§ TESTO DELLA PAGINA:

= = = = = = =

Marco Miccoli è il segretario romano del Partito democratico dei tempi di Bersani. È deputato, e negli ultimi due anni ha rappresentato l’opposizione interna a Matteo Orfini, presidente del Pd ma soprattutto commissario del partito capitolino, mente, con Renzi, della cacciata di Ignazio Marino, delle dimissioni dal notaio. «Non è una bella giornata. Hai una domanda di riserva?» risponde Miccoli al «come va?» di rito. Poi però si può togliere la soddisfazione, magra, di dire: «Io, con altri compagni, l’avevo detto che cacciare Marino non era una buona idea». Che è un po’ il contrario, però, di quello che dice Roberto Giachetti, intervistato dal Corriere nella notte della disfatta. Giachetti pensa che il Pd sia stato invece punito non per aver cacciato Marino, ma per averlo fatto eleggere. Questione di punti di vista, forse. «Dopo i cinque tremendi anni di Gianni Alemanno, quando hanno dato fiducia a noi, li abbiamo ripagati con Ignazio Marino», dice il candidato sindaco: «I romani erano e sono furibondi. La Raggi ha rappresentato la vendetta perfetta».

= = = = = = =

§ MATERIALE PRESENTATO:
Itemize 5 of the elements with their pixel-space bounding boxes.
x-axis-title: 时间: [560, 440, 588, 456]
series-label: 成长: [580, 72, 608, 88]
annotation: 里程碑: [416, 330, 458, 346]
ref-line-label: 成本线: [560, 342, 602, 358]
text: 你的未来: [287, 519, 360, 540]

= = = = = = =

§ GLI ESERCIZI:
A) Rispondi a queste domande sull'articolo dedicato al Pd romano:
(i) Con quali parole Miccoli replica al «come va?» di rito?
(ii) Secondo Giachetti, per quale ragione il Pd è stato punito?
(iii) Chi, a detta del candidato sindaco, ha rappresentato «la vendetta perfetta»?
B) Scrivi il seguito dell'articolo sul Pd romano, cominciando subito dopo la sua ultima frase.
Il materiale non occorre per svolgere gli esercizi.

§ SOLUZIONI PER ESERCIZIO:
A)
(i) «Non è una bella giornata. Hai una domanda di riserva?»
(ii) Per aver fatto eleggere Ignazio Marino, non per averlo cacciato.
(iii) La Raggi.

B)
Miccoli, mi pare che l’analisi del voto condivisa sia ancora in alto mare, diciamo.
«Preferisco non commentare le parole di Giachetti. Concediamogli l’onore delle armi, perché non dev’esser facile parlare dopo una notte così».
Ora lei dice "alcuni di noi avevano detto che cacciare Marino non era una buona idea”, però i consiglieri del Partito democratico sono andati tutti dal notaio, tutti hanno firmato le dimissioni.
«Perché il partito da due anni è sotto una gestione commissariale che non ha voluto sentire nessuno».
Ed è innegabile che tutto il Pd abbia fatto per mesi quasi da opposizione a Ignazio Marino.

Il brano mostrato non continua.